- _WHAT NEEDS TO BE DONE_:
Repeat the entire listing exactly.

- _INPUT ROWS_:
● ● ● ● ● ● ●

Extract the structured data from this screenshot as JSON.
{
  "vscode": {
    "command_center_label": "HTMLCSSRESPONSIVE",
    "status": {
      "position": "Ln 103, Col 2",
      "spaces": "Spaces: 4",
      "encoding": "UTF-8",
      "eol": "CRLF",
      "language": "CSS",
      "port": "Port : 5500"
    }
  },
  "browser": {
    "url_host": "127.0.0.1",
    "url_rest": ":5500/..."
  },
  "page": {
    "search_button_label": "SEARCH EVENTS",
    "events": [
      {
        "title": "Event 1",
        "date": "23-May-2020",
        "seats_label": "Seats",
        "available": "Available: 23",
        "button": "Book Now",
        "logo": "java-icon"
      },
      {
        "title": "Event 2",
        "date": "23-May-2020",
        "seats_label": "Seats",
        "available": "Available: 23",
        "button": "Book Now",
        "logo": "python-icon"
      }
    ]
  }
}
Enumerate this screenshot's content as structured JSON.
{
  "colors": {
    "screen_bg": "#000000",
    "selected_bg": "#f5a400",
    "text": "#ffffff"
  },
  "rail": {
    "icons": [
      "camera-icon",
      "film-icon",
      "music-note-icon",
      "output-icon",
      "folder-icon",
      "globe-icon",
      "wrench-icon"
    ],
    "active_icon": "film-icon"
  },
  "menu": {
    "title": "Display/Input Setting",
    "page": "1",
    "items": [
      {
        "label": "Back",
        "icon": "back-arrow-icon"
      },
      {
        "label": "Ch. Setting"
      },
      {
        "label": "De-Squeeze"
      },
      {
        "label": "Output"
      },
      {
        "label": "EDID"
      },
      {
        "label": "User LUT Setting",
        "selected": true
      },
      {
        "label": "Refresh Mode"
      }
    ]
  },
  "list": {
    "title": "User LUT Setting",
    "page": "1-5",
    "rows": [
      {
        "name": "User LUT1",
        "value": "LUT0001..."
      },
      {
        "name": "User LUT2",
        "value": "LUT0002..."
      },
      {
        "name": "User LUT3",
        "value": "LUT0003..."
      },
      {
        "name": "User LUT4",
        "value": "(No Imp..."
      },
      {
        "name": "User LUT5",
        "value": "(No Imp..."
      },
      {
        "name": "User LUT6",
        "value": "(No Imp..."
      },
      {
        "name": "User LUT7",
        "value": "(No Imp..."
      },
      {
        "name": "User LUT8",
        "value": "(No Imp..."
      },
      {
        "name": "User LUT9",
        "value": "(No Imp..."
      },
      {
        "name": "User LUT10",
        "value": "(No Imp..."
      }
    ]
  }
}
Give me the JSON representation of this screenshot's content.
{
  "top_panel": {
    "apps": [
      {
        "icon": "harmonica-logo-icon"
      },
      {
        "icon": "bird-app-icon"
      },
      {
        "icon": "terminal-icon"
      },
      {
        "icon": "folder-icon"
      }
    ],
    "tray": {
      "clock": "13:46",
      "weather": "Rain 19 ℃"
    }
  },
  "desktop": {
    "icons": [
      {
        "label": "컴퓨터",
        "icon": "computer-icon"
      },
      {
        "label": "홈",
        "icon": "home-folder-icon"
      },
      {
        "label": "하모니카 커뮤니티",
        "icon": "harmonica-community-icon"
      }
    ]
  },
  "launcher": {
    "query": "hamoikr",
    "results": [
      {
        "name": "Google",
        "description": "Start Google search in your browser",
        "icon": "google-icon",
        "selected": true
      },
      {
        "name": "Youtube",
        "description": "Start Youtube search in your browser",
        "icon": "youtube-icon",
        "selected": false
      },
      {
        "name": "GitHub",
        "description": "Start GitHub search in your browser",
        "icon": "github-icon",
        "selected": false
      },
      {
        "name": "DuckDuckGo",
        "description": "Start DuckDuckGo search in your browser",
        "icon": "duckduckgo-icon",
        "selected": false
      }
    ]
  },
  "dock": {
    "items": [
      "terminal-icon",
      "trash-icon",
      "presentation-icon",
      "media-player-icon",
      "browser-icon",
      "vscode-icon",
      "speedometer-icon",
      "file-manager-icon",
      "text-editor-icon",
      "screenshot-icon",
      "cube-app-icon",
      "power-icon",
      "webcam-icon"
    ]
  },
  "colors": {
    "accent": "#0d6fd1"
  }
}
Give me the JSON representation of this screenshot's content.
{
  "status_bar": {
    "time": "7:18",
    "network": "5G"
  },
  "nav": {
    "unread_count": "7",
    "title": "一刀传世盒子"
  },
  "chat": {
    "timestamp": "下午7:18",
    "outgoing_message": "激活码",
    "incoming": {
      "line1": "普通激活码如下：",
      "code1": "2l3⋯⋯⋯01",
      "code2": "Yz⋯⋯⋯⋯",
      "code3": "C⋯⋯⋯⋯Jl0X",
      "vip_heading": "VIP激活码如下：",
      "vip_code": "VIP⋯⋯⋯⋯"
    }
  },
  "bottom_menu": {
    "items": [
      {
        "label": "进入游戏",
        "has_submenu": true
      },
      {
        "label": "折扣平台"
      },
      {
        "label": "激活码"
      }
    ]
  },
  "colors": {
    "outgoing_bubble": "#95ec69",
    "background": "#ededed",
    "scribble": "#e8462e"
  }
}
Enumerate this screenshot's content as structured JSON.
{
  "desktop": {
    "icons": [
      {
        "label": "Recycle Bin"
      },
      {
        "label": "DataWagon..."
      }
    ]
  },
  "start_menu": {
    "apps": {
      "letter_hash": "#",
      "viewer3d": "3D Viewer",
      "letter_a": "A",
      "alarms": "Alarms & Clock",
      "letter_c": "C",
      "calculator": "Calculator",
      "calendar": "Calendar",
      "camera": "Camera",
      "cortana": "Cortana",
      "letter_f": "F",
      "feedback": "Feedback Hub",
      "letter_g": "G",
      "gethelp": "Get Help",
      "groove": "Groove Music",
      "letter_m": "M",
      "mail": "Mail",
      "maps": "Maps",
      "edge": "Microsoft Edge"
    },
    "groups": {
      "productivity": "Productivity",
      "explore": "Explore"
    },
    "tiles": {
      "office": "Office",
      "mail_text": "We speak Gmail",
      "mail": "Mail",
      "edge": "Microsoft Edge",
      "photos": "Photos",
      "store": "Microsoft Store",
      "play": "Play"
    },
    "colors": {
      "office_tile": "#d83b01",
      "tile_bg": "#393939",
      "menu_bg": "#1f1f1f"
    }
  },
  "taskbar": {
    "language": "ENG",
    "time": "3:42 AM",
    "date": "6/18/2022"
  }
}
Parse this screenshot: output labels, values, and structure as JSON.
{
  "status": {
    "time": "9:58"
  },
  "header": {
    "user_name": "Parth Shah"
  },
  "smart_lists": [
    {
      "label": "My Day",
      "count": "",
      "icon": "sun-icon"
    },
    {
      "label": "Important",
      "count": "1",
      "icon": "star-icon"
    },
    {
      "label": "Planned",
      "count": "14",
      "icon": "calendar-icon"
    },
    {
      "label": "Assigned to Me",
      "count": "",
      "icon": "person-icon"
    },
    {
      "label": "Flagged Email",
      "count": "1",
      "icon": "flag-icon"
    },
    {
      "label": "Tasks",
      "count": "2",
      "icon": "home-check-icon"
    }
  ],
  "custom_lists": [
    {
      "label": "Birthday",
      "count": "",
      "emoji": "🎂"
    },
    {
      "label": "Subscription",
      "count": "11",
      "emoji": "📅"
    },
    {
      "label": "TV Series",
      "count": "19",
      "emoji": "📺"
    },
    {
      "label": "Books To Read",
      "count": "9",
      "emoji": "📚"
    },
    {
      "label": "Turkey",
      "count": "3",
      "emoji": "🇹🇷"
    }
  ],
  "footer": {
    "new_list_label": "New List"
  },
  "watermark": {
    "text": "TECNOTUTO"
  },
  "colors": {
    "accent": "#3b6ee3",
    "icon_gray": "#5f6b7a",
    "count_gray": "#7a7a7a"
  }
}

● ● ● ● ● ● ●

- _RESPONSE_:
Extract the structured data from this screenshot as JSON.
{
  "vscode": {
    "command_center_label": "HTMLCSSRESPONSIVE",
    "status": {
      "position": "Ln 103, Col 2",
      "spaces": "Spaces: 4",
      "encoding": "UTF-8",
      "eol": "CRLF",
      "language": "CSS",
      "port": "Port : 5500"
    }
  },
  "browser": {
    "url_host": "127.0.0.1",
    "url_rest": ":5500/..."
  },
  "page": {
    "search_button_label": "SEARCH EVENTS",
    "events": [
      {
        "title": "Event 1",
        "date": "23-May-2020",
        "seats_label": "Seats",
        "available": "Available: 23",
        "button": "Book Now",
        "logo": "java-icon"
      },
      {
        "title": "Event 2",
        "date": "23-May-2020",
        "seats_label": "Seats",
        "available": "Available: 23",
        "button": "Book Now",
        "logo": "python-icon"
      }
    ]
  }
}
Enumerate this screenshot's content as structured JSON.
{
  "colors": {
    "screen_bg": "#000000",
    "selected_bg": "#f5a400",
    "text": "#ffffff"
  },
  "rail": {
    "icons": [
      "camera-icon",
      "film-icon",
      "music-note-icon",
      "output-icon",
      "folder-icon",
      "globe-icon",
      "wrench-icon"
    ],
    "active_icon": "film-icon"
  },
  "menu": {
    "title": "Display/Input Setting",
    "page": "1",
    "items": [
      {
        "label": "Back",
        "icon": "back-arrow-icon"
      },
      {
        "label": "Ch. Setting"
      },
      {
        "label": "De-Squeeze"
      },
      {
        "label": "Output"
      },
      {
        "label": "EDID"
      },
      {
        "label": "User LUT Setting",
        "selected": true
      },
      {
        "label": "Refresh Mode"
      }
    ]
  },
  "list": {
    "title": "User LUT Setting",
    "page": "1-5",
    "rows": [
      {
        "name": "User LUT1",
        "value": "LUT0001..."
      },
      {
        "name": "User LUT2",
        "value": "LUT0002..."
      },
      {
        "name": "User LUT3",
        "value": "LUT0003..."
      },
      {
        "name": "User LUT4",
        "value": "(No Imp..."
      },
      {
        "name": "User LUT5",
        "value": "(No Imp..."
      },
      {
        "name": "User LUT6",
        "value": "(No Imp..."
      },
      {
        "name": "User LUT7",
        "value": "(No Imp..."
      },
      {
        "name": "User LUT8",
        "value": "(No Imp..."
      },
      {
        "name": "User LUT9",
        "value": "(No Imp..."
      },
      {
        "name": "User LUT10",
        "value": "(No Imp..."
      }
    ]
  }
}
Give me the JSON representation of this screenshot's content.
{
  "top_panel": {
    "apps": [
      {
        "icon": "harmonica-logo-icon"
      },
      {
        "icon": "bird-app-icon"
      },
      {
        "icon": "terminal-icon"
      },
      {
        "icon": "folder-icon"
      }
    ],
    "tray": {
      "clock": "13:46",
      "weather": "Rain 19 ℃"
    }
  },
  "desktop": {
    "icons": [
      {
        "label": "컴퓨터",
        "icon": "computer-icon"
      },
      {
        "label": "홈",
        "icon": "home-folder-icon"
      },
      {
        "label": "하모니카 커뮤니티",
        "icon": "harmonica-community-icon"
      }
    ]
  },
  "launcher": {
    "query": "hamoikr",
    "results": [
      {
        "name": "Google",
        "description": "Start Google search in your browser",
        "icon": "google-icon",
        "selected": true
      },
      {
        "name": "Youtube",
        "description": "Start Youtube search in your browser",
        "icon": "youtube-icon",
        "selected": false
      },
      {
        "name": "GitHub",
        "description": "Start GitHub search in your browser",
        "icon": "github-icon",
        "selected": false
      },
      {
        "name": "DuckDuckGo",
        "description": "Start DuckDuckGo search in your browser",
        "icon": "duckduckgo-icon",
        "selected": false
      }
    ]
  },
  "dock": {
    "items": [
      "terminal-icon",
      "trash-icon",
      "presentation-icon",
      "media-player-icon",
      "browser-icon",
      "vscode-icon",
      "speedometer-icon",
      "file-manager-icon",
      "text-editor-icon",
      "screenshot-icon",
      "cube-app-icon",
      "power-icon",
      "webcam-icon"
    ]
  },
  "colors": {
    "accent": "#0d6fd1"
  }
}
Give me the JSON representation of this screenshot's content.
{
  "status_bar": {
    "time": "7:18",
    "network": "5G"
  },
  "nav": {
    "unread_count": "7",
    "title": "一刀传世盒子"
  },
  "chat": {
    "timestamp": "下午7:18",
    "outgoing_message": "激活码",
    "incoming": {
      "line1": "普通激活码如下：",
      "code1": "2l3⋯⋯⋯01",
      "code2": "Yz⋯⋯⋯⋯",
      "code3": "C⋯⋯⋯⋯Jl0X",
      "vip_heading": "VIP激活码如下：",
      "vip_code": "VIP⋯⋯⋯⋯"
    }
  },
  "bottom_menu": {
    "items": [
      {
        "label": "进入游戏",
        "has_submenu": true
      },
      {
        "label": "折扣平台"
      },
      {
        "label": "激活码"
      }
    ]
  },
  "colors": {
    "outgoing_bubble": "#95ec69",
    "background": "#ededed",
    "scribble": "#e8462e"
  }
}
Enumerate this screenshot's content as structured JSON.
{
  "desktop": {
    "icons": [
      {
        "label": "Recycle Bin"
      },
      {
        "label": "DataWagon..."
      }
    ]
  },
  "start_menu": {
    "apps": {
      "letter_hash": "#",
      "viewer3d": "3D Viewer",
      "letter_a": "A",
      "alarms": "Alarms & Clock",
      "letter_c": "C",
      "calculator": "Calculator",
      "calendar": "Calendar",
      "camera": "Camera",
      "cortana": "Cortana",
      "letter_f": "F",
      "feedback": "Feedback Hub",
      "letter_g": "G",
      "gethelp": "Get Help",
      "groove": "Groove Music",
      "letter_m": "M",
      "mail": "Mail",
      "maps": "Maps",
      "edge": "Microsoft Edge"
    },
    "groups": {
      "productivity": "Productivity",
      "explore": "Explore"
    },
    "tiles": {
      "office": "Office",
      "mail_text": "We speak Gmail",
      "mail": "Mail",
      "edge": "Microsoft Edge",
      "photos": "Photos",
      "store": "Microsoft Store",
      "play": "Play"
    },
    "colors": {
      "office_tile": "#d83b01",
      "tile_bg": "#393939",
      "menu_bg": "#1f1f1f"
    }
  },
  "taskbar": {
    "language": "ENG",
    "time": "3:42 AM",
    "date": "6/18/2022"
  }
}
Parse this screenshot: output labels, values, and structure as JSON.
{
  "status": {
    "time": "9:58"
  },
  "header": {
    "user_name": "Parth Shah"
  },
  "smart_lists": [
    {
      "label": "My Day",
      "count": "",
      "icon": "sun-icon"
    },
    {
      "label": "Important",
      "count": "1",
      "icon": "star-icon"
    },
    {
      "label": "Planned",
      "count": "14",
      "icon": "calendar-icon"
    },
    {
      "label": "Assigned to Me",
      "count": "",
      "icon": "person-icon"
    },
    {
      "label": "Flagged Email",
      "count": "1",
      "icon": "flag-icon"
    },
    {
      "label": "Tasks",
      "count": "2",
      "icon": "home-check-icon"
    }
  ],
  "custom_lists": [
    {
      "label": "Birthday",
      "count": "",
      "emoji": "🎂"
    },
    {
      "label": "Subscription",
      "count": "11",
      "emoji": "📅"
    },
    {
      "label": "TV Series",
      "count": "19",
      "emoji": "📺"
    },
    {
      "label": "Books To Read",
      "count": "9",
      "emoji": "📚"
    },
    {
      "label": "Turkey",
      "count": "3",
      "emoji": "🇹🇷"
    }
  ],
  "footer": {
    "new_list_label": "New List"
  },
  "watermark": {
    "text": "TECNOTUTO"
  },
  "colors": {
    "accent": "#3b6ee3",
    "icon_gray": "#5f6b7a",
    "count_gray": "#7a7a7a"
  }
}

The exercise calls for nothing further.